• [Direction a]: In the forum thread on config caching speed below, write out the stretch from "method can help?" through "spent in $f3->set()", word for word.

• [Text block]:
%%

I just love this hair-splitting exercise, and I am elated that the community is still looking for ways to make this speedy framework faster - things that I never got (nor bothered) to refine further. @xfra35 is right. Routes take up the bulk of the parsing time. Perhaps an array_diff_assoc()
on $this->hive['ROUTES']
within the config()
method can help?
More hair-spitting!
Here is data from a M3.Large server on AWS with locally installed redis vs. file cacheing
Mode | FileCache | Redis | FileCache | Redis |
---|---|---|---|---|
1 | 4.58 | 7.29 | ||
2 | 3.04 | 5.75 | ||
3 | 3.64 | 6.57 | 3.44 | 6.11 |
4 | 2.65 | 5.48 | 2.39 | 5.05 |
5 | 0.73 | 0.80 | 0.49 | 0.43 |
6 | 0.65 | 1.08 | 0.40 | 0.43 |
(Values are msec). APC opcache active. Caching where used is with redis.
The last two columns are with timing starting after the cache value is set so discounts the overhead of connecting to the cache (which needs to be distributed over all caching operations, not just configs). Interesting that the cache setup overhead is more than the file access.
After looking more into it, it turns out that most of the time is spent in $f3->set()
. And therefore the big gap observed between 3-4 and 5-6 in the previous test is mostly due to the fact that we replace 50 calls to $f3->set()
by 2.
I've made another test where we keep the 50 calls and the performance gain is smaller:
case | format | VPS (APC) | Local (File) |
---|---|---|---|
1 file not cached | .ini | 5.8 ms | 5.7 ms |
1 file not cached | .php | 3.5 ms | 4.4 ms |
1 file cached + 1 not cached | .ini | 5.2 ms | 4.6 ms |
1 file cached + 1 not cached | .php | 2.9 ms | 3.6 ms |
1 file cached | .ini | 2.4 ms | 3.6 ms |
1 file cached | .php | 2.4 ms | 3.6 ms |
Also I've added 2 more cases to compare $f3->set()
and $f3->route()
:
case | VPS | Local |
---|---|---|
50x set | 2.2 ms | 3.2 ms |
50x route | 1.2 ms | 0.8 ms |
Looks like if you want to speed up a bit things, you should first have a look at the set()
method.
When cache is enabled, this line takes most of the time spent in set()
. If we skip the $cache->exists
, we get:
case | format | VPS (APC) | Local (File) |
---|---|---|---|
1 file not cached | .ini | 5.6 ms | 3.3 ms |
1 file not cached | .php | 2.6 ms | 2.1 ms |
1 file cached + 1 not cached | .ini | 4.1 ms | 2.2 ms |
1 file cached + 1 not cached | .php | 2.2 ms | 1.4 ms |
1 file cached | .ini | 1.9 ms | 1.2 ms |
1 file cached | .php | 1.7 ms | 1.2 ms |
case | VPS | Local |
---|---|---|
50x set | 1.6 ms | 1.0 ms |
50x route | 1.0 ms | 0.8 ms |
Please draw some conclusions.. I'm a bit confused about what we're trying to solve here ^^
The original question was whether there is a performance hit when using configs because the contents don't benefit from the opcode cache and instead have another fie read. I think we've demonstrated that that is true, but that the caching of configs is complicated, and much of the performance is in the parsing - moreso than in the retrieval of the configs from the file or the cache.

%%

• [Direction b]: Convert the stretch of the listing from the line containing "row-original: 903 (298, 326, 322, 342)" through the line containing "header-parameter: Параметр (22, 254, 87, 270)" into a JSON list of strings, one string per line, leaving out blank lines.

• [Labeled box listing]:
%%

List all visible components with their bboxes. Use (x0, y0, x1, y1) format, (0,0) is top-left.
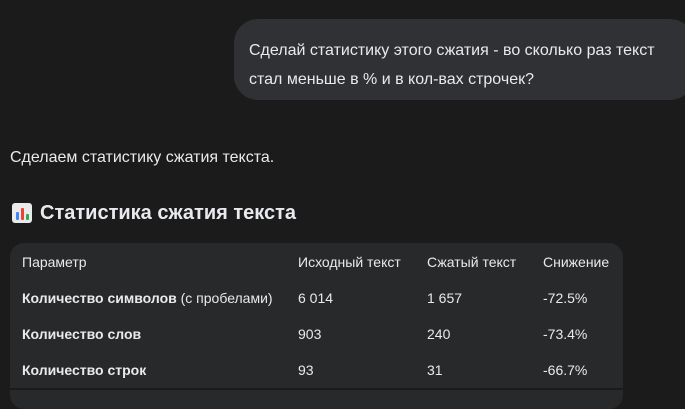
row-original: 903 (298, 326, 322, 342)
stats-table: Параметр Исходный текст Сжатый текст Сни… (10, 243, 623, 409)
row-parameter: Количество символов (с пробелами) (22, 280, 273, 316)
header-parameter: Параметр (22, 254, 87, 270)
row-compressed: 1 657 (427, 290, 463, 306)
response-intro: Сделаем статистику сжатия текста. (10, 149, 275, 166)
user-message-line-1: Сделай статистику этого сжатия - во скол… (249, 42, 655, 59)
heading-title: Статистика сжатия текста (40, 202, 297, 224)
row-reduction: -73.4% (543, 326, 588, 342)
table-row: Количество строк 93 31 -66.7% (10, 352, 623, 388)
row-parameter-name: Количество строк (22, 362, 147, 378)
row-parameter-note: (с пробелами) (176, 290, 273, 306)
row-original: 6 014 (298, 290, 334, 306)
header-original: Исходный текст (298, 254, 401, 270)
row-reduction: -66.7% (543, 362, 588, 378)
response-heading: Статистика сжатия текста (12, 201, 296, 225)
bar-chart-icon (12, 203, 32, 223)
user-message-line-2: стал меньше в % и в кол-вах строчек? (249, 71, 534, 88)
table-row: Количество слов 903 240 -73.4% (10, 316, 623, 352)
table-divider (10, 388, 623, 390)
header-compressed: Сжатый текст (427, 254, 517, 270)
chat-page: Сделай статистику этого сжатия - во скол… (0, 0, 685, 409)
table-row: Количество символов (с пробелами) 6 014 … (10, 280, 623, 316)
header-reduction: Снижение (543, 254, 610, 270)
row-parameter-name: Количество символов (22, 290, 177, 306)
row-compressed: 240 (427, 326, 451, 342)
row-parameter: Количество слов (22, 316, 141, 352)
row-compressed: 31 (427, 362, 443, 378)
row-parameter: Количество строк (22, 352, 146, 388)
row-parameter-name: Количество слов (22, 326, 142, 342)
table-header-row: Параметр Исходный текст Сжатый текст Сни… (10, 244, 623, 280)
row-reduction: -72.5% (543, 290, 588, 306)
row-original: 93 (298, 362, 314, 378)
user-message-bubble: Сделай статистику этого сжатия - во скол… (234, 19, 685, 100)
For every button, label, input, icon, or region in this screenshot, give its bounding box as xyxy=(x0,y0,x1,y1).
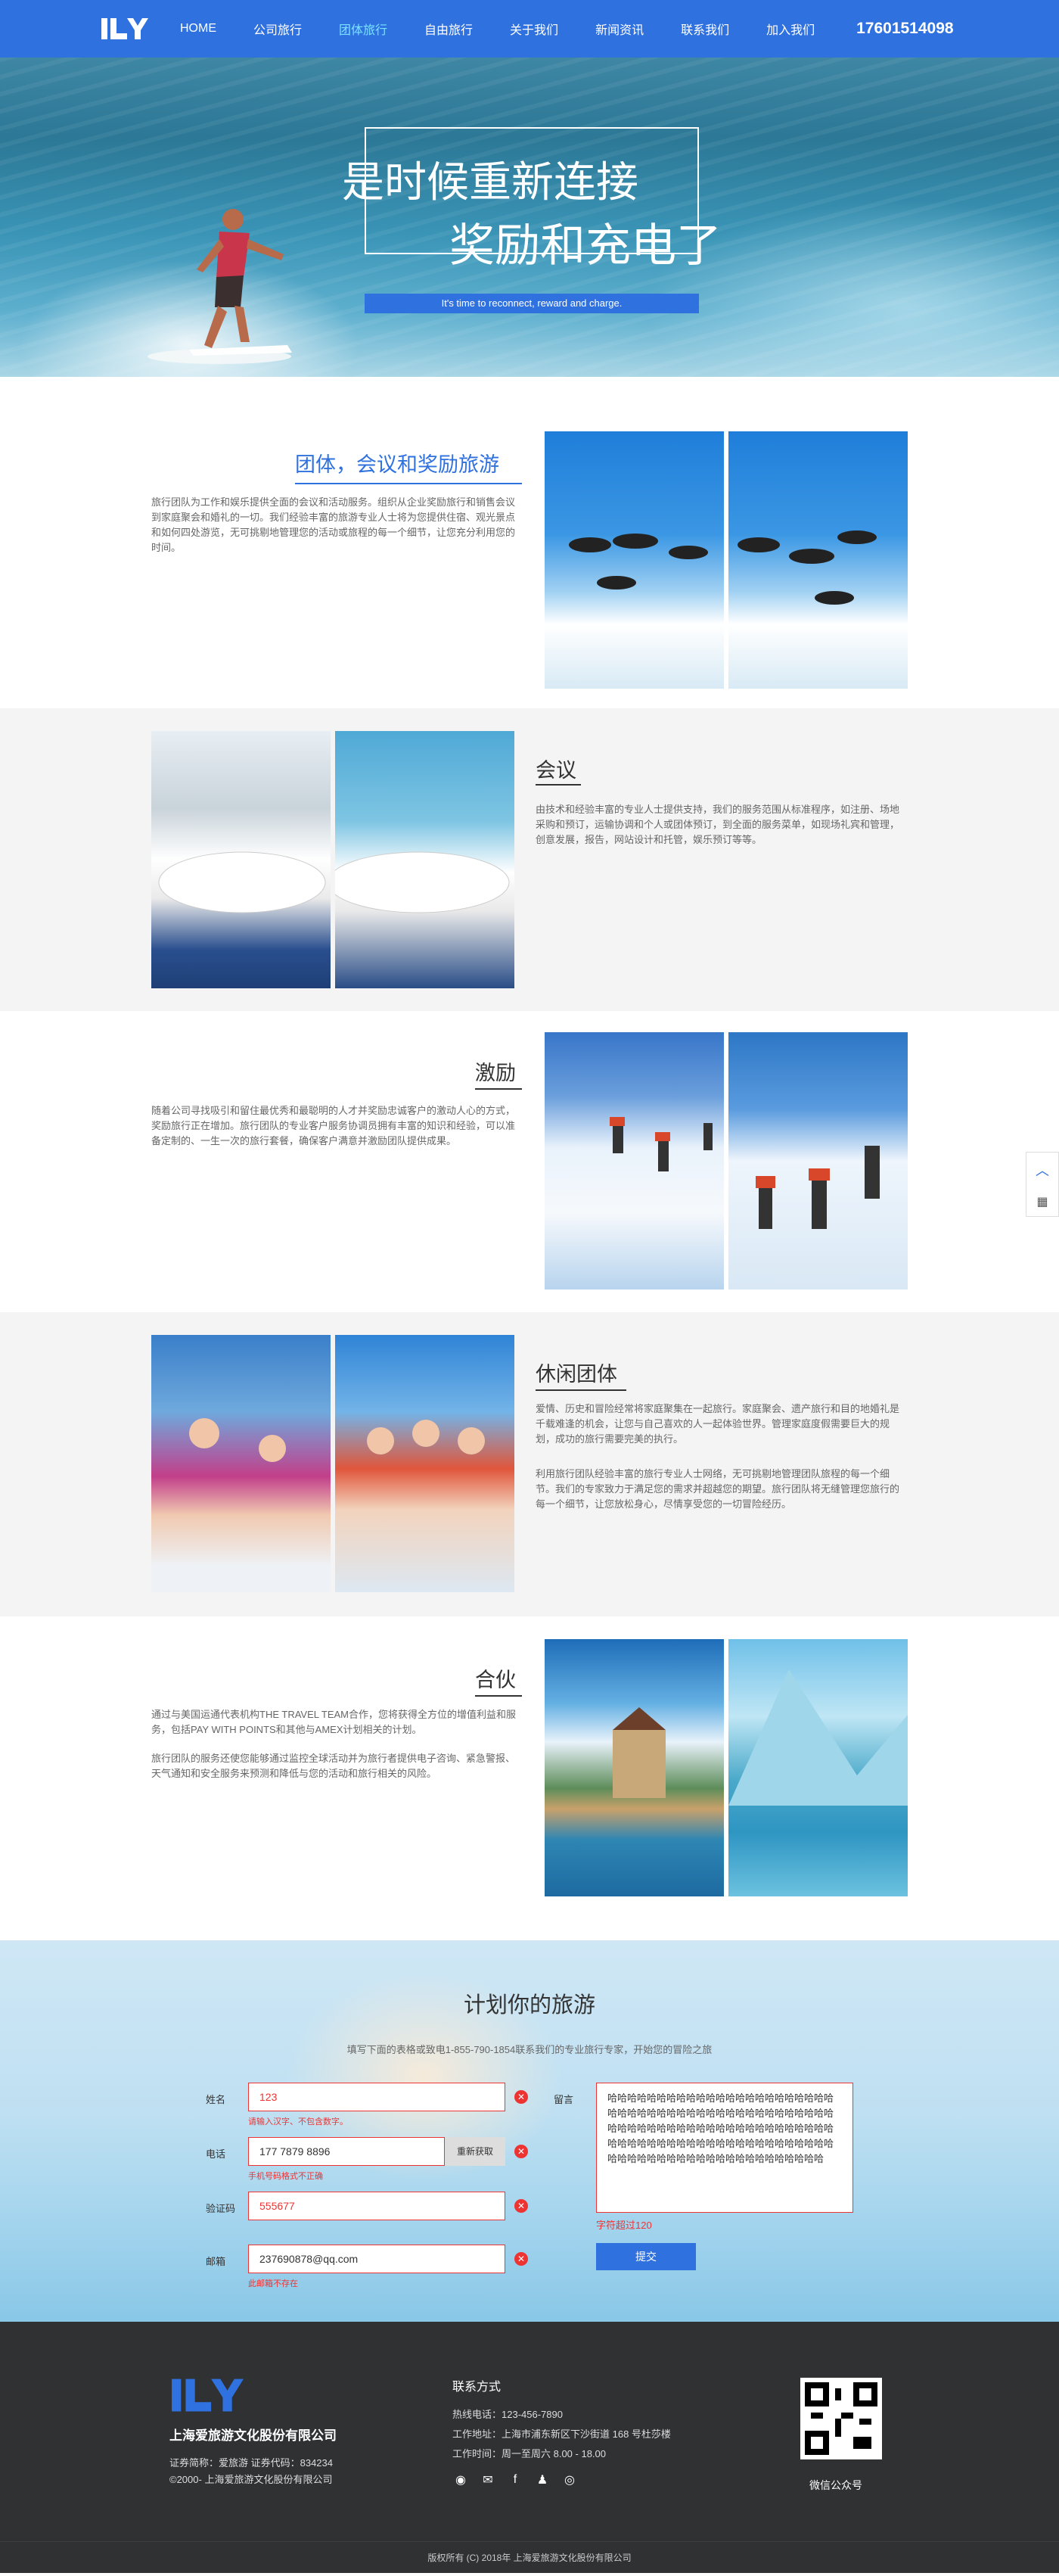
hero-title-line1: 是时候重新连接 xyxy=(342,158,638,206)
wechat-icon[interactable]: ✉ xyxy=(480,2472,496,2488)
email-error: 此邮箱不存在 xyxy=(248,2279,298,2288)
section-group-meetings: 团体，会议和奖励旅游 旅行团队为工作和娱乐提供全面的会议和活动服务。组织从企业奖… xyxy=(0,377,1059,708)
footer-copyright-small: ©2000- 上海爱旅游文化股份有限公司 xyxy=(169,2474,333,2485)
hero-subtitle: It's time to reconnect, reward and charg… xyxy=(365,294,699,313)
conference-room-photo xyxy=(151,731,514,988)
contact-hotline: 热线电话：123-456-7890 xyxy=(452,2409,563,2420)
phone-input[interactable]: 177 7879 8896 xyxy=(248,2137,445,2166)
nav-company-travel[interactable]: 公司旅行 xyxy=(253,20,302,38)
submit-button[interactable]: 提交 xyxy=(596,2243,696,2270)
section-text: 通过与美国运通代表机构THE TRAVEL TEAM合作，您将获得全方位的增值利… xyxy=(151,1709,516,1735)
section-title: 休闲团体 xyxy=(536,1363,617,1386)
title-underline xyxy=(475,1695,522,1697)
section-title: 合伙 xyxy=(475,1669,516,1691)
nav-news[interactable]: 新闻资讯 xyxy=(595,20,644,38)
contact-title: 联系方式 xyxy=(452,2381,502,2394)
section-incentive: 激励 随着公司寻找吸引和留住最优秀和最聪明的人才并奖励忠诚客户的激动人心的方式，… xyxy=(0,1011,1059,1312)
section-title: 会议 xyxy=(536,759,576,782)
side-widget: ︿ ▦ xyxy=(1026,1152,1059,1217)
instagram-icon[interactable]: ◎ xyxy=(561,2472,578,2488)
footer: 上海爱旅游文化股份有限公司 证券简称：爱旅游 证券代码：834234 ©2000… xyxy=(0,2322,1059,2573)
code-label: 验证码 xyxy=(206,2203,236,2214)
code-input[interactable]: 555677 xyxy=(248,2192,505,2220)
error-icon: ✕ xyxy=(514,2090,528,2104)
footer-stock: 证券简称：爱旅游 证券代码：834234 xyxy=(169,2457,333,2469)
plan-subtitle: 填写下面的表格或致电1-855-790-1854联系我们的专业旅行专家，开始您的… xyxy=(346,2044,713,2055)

%%

• [Task output a]:
method can help?
More hair-spitting!
Here is data from a M3.Large server on AWS with locally installed redis vs. file cacheing
Mode | FileCache | Redis | FileCache | Redis |
---|---|---|---|---|
1 | 4.58 | 7.29 | ||
2 | 3.04 | 5.75 | ||
3 | 3.64 | 6.57 | 3.44 | 6.11 |
4 | 2.65 | 5.48 | 2.39 | 5.05 |
5 | 0.73 | 0.80 | 0.49 | 0.43 |
6 | 0.65 | 1.08 | 0.40 | 0.43 |
(Values are msec). APC opcache active. Caching where used is with redis.
The last two columns are with timing starting after the cache value is set so discounts the overhead of connecting to the cache (which needs to be distributed over all caching operations, not just configs). Interesting that the cache setup overhead is more than the file access.
After looking more into it, it turns out that most of the time is spent in $f3->set()

• [Task output b]:
[
  "row-original: 903 (298, 326, 322, 342)",
  "stats-table: Параметр Исходный текст Сжатый текст Сни… (10, 243, 623, 409)",
  "row-parameter: Количество символов (с пробелами) (22, 280, 273, 316)",
  "header-parameter: Параметр (22, 254, 87, 270)"
]